What is expected:
Will you give the material below again, every line exactly as it is?

Stored data
■ ■ ■ ■ ■ ■ ■

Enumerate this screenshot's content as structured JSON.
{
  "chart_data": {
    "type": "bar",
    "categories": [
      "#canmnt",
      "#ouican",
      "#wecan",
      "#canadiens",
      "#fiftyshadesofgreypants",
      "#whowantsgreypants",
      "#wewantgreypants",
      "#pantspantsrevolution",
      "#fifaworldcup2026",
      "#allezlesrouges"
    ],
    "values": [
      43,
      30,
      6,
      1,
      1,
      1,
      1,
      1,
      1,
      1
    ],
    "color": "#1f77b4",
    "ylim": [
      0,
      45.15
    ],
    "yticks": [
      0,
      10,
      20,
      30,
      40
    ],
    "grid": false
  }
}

■ ■ ■ ■ ■ ■ ■

Result below:
Enumerate this screenshot's content as structured JSON.
{
  "chart_data": {
    "type": "bar",
    "categories": [
      "#canmnt",
      "#ouican",
      "#wecan",
      "#canadiens",
      "#fiftyshadesofgreypants",
      "#whowantsgreypants",
      "#wewantgreypants",
      "#pantspantsrevolution",
      "#fifaworldcup2026",
      "#allezlesrouges"
    ],
    "values": [
      43,
      30,
      6,
      1,
      1,
      1,
      1,
      1,
      1,
      1
    ],
    "color": "#1f77b4",
    "ylim": [
      0,
      45.15
    ],
    "yticks": [
      0,
      10,
      20,
      30,
      40
    ],
    "grid": false
  }
}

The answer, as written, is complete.